(Records from a dataset)

>> BEGIN

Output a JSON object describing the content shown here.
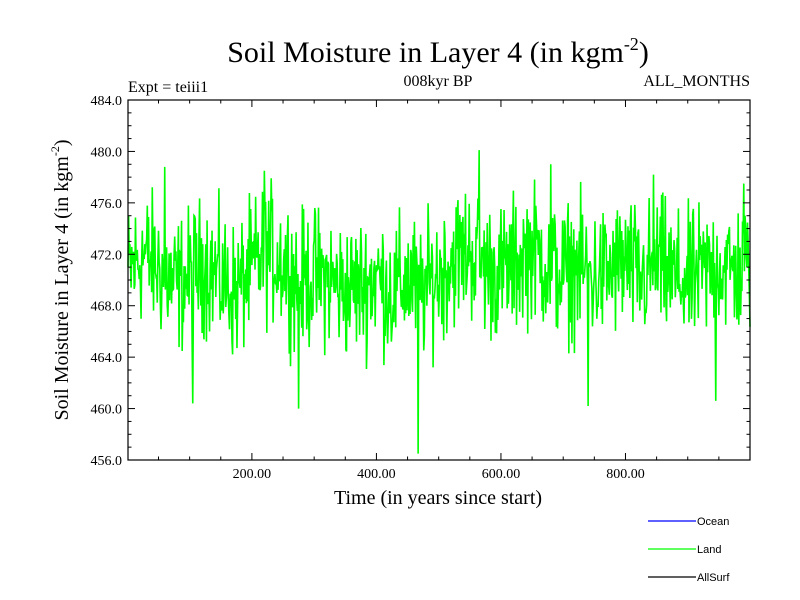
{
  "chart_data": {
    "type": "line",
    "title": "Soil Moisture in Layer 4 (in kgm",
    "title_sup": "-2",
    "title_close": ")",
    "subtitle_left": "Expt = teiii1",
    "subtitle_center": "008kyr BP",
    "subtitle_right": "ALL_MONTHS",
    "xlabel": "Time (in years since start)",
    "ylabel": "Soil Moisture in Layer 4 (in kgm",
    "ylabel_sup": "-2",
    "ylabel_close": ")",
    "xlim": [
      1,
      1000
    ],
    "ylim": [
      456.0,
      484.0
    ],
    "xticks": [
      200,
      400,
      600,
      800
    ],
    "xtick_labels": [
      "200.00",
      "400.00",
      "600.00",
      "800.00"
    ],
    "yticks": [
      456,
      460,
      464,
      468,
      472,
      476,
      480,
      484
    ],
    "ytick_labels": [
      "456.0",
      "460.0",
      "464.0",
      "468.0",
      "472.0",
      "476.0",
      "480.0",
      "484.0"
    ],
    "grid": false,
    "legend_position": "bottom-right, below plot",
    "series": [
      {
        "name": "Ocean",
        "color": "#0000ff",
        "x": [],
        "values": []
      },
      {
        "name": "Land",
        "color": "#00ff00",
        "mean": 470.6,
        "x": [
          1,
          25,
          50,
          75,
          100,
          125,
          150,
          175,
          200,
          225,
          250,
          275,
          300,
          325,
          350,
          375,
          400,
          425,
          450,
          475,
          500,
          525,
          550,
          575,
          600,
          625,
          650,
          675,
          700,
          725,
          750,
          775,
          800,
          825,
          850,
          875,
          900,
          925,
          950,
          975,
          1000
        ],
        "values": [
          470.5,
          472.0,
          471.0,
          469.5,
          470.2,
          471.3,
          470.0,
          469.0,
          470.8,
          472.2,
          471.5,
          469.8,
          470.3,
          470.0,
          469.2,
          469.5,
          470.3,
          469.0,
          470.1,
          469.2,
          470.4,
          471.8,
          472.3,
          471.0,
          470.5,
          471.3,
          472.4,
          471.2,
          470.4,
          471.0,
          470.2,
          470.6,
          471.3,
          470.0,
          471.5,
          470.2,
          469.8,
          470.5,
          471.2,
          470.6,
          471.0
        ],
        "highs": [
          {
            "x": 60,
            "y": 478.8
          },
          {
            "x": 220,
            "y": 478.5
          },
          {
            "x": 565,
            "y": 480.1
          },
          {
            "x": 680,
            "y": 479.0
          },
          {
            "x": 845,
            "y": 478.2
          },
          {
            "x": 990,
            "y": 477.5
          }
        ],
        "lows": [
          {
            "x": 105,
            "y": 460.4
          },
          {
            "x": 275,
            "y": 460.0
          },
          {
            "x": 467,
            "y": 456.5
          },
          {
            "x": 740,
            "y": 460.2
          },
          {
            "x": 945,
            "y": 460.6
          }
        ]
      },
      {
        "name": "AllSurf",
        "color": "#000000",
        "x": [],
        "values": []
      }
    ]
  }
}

>> END

Given instruction: Filter out all lines lacking the word "Soil" and copy the rest.

Exercise result:
    "title": "Soil Moisture in Layer 4 (in kgm",
    "ylabel": "Soil Moisture in Layer 4 (in kgm",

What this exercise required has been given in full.